Given exercise: Spot each line in the records below where the word "growth" occurs, then copy it.

Given records:
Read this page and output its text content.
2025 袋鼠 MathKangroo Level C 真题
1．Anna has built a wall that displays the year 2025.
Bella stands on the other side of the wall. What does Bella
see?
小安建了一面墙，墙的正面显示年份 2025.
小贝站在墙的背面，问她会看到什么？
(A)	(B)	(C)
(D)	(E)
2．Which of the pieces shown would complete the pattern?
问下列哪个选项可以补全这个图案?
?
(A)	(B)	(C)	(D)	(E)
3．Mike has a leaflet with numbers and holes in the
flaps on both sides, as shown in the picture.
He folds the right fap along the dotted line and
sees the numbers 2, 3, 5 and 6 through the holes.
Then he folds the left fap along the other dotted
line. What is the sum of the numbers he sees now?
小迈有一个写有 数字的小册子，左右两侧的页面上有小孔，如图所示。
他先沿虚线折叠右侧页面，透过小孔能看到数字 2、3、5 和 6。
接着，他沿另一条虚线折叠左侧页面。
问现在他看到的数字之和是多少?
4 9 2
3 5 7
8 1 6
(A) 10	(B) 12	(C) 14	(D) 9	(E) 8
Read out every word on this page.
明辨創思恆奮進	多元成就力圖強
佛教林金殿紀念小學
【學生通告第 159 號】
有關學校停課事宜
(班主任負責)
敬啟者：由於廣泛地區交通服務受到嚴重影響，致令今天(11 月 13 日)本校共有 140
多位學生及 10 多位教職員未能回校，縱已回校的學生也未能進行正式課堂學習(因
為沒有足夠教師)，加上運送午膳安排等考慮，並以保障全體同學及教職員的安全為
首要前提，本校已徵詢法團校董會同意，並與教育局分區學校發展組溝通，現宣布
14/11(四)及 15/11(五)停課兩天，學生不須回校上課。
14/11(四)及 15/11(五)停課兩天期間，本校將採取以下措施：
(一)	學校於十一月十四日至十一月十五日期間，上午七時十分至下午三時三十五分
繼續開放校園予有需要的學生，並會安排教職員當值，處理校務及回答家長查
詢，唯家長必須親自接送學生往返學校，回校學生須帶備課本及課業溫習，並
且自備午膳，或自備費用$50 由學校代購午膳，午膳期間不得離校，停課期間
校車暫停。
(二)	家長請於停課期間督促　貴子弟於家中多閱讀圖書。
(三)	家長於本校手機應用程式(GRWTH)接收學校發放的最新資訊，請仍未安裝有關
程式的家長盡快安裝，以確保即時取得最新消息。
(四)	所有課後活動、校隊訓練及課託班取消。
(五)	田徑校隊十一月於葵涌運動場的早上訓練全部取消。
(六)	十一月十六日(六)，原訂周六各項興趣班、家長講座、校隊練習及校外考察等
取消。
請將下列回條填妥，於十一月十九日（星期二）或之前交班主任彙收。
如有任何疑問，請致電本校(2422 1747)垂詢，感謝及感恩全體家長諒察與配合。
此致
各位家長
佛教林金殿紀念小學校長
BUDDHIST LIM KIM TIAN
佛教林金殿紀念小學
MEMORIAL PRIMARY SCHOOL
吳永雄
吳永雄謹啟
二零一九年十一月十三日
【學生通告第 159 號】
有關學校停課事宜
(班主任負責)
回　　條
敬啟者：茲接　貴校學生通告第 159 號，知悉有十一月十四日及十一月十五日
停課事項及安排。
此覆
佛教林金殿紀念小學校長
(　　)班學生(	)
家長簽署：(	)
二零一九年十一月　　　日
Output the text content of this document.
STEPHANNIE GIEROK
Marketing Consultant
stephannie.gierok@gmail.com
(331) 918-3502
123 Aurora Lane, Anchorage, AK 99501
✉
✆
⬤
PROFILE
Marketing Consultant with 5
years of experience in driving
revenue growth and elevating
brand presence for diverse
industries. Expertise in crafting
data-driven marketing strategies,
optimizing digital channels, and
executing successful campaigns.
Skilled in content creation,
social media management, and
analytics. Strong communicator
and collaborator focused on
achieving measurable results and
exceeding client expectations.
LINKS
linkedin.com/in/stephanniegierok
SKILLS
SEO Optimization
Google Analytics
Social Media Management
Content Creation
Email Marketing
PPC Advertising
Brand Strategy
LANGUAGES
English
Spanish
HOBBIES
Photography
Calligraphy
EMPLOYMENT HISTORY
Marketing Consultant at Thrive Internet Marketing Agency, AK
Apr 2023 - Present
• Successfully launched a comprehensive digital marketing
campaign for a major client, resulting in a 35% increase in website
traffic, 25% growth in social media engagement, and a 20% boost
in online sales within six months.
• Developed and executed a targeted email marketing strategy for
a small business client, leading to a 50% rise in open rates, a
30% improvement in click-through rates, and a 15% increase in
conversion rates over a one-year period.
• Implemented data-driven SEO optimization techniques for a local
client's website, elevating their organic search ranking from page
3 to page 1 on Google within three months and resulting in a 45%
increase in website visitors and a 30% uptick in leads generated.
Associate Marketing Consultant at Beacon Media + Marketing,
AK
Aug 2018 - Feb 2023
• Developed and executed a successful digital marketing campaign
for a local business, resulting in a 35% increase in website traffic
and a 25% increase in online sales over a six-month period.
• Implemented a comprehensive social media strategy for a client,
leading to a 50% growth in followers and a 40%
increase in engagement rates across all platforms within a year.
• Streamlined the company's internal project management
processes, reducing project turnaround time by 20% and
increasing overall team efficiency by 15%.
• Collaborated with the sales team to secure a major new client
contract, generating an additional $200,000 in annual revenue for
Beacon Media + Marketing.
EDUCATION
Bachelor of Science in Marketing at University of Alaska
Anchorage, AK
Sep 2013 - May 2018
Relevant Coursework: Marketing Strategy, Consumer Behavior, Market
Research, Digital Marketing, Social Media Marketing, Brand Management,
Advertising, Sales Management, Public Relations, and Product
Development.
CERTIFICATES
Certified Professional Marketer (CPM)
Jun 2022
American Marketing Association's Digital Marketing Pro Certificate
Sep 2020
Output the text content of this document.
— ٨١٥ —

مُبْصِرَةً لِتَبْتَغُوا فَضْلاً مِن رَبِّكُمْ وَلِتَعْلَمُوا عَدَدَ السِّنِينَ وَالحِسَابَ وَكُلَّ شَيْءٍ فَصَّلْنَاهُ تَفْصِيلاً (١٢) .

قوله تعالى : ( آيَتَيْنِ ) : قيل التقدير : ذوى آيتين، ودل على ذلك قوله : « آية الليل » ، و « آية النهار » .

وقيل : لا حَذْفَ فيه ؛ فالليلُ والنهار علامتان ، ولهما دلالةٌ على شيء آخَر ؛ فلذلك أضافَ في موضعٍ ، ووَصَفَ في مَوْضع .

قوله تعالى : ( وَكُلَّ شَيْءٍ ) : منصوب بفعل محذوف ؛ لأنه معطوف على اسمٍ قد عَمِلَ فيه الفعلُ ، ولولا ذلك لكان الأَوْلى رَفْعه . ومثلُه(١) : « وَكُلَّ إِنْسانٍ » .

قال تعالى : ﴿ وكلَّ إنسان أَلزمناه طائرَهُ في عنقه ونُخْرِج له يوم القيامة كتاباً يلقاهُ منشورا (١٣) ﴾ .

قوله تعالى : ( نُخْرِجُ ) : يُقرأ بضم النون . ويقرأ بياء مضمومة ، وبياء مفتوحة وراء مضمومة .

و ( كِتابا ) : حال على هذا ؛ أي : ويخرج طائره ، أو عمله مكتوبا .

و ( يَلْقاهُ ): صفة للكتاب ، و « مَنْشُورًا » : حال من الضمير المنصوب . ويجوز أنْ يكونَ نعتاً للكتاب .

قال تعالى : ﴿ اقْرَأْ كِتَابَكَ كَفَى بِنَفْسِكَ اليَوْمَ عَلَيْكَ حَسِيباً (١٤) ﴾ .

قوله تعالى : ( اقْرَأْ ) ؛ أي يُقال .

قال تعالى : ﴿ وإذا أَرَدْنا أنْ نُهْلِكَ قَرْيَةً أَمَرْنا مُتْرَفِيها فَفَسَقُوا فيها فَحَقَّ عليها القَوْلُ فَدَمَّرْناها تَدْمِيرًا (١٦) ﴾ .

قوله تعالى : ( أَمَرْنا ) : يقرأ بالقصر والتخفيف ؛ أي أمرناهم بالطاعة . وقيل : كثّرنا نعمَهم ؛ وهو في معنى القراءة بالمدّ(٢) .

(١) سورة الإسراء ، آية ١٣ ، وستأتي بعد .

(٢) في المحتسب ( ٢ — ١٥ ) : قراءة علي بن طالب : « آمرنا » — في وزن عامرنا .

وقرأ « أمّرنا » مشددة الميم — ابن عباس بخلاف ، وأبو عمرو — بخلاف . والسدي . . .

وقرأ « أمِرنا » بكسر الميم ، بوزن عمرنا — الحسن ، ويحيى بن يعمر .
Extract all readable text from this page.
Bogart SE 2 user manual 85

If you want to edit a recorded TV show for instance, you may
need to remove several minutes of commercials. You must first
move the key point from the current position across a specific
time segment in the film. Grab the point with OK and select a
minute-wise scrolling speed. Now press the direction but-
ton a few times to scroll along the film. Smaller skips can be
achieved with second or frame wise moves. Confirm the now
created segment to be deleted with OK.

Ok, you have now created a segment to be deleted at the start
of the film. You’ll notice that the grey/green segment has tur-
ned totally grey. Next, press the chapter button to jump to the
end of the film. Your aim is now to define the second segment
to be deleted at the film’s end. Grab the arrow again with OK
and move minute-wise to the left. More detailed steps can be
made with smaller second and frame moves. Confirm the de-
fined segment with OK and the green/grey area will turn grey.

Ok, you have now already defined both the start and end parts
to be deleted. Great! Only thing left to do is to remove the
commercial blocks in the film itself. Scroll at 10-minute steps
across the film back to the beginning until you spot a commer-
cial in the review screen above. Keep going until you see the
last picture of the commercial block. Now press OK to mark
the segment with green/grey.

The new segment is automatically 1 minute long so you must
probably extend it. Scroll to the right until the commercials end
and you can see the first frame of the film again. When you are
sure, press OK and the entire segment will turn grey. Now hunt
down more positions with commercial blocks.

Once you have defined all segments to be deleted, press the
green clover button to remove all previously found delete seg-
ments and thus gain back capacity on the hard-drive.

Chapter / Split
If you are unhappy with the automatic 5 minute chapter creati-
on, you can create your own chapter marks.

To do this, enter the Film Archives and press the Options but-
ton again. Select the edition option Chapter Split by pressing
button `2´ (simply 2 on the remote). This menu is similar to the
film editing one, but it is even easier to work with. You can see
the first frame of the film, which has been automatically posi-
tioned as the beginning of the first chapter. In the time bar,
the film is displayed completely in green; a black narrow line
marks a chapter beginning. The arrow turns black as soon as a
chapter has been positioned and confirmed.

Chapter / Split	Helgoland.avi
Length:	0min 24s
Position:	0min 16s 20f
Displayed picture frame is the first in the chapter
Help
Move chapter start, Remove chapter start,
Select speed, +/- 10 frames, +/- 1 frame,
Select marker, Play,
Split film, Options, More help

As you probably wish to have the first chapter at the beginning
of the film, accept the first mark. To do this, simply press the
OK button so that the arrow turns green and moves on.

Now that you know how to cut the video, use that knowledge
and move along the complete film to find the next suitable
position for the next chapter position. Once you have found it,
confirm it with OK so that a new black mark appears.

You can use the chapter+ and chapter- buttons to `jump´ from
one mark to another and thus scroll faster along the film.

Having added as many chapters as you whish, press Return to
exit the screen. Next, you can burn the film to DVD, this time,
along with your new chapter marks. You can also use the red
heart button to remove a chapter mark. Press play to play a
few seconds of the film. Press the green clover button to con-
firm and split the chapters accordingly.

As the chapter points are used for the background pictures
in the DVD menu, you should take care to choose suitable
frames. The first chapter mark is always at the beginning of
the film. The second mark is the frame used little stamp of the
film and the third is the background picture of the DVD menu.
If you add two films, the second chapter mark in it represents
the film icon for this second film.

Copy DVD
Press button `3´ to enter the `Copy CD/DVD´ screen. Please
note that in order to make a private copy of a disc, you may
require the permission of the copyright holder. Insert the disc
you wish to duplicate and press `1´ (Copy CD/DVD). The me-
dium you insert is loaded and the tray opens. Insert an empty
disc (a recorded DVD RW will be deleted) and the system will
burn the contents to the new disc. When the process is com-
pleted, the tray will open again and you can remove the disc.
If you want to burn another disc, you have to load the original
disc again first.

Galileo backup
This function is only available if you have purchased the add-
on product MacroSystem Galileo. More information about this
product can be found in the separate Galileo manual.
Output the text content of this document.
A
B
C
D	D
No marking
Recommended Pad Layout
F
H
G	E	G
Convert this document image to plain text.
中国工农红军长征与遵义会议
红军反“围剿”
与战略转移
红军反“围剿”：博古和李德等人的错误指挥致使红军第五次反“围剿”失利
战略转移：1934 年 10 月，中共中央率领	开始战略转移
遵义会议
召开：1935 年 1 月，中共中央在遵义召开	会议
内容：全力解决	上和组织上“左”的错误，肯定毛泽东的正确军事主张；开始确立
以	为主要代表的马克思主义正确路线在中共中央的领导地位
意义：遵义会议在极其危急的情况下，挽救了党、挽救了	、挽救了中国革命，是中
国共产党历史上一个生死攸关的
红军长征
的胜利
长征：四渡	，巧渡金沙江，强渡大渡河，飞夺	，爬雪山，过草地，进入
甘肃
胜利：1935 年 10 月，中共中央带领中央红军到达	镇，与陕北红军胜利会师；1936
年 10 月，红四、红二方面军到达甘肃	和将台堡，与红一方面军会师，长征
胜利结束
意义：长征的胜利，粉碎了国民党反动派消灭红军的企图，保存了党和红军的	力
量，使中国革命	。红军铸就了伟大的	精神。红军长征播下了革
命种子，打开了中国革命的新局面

Solution to this problem:
revenue growth and elevating
traffic, 25% growth in social media engagement, and a 20% boost
leading to a 50% growth in followers and a 40%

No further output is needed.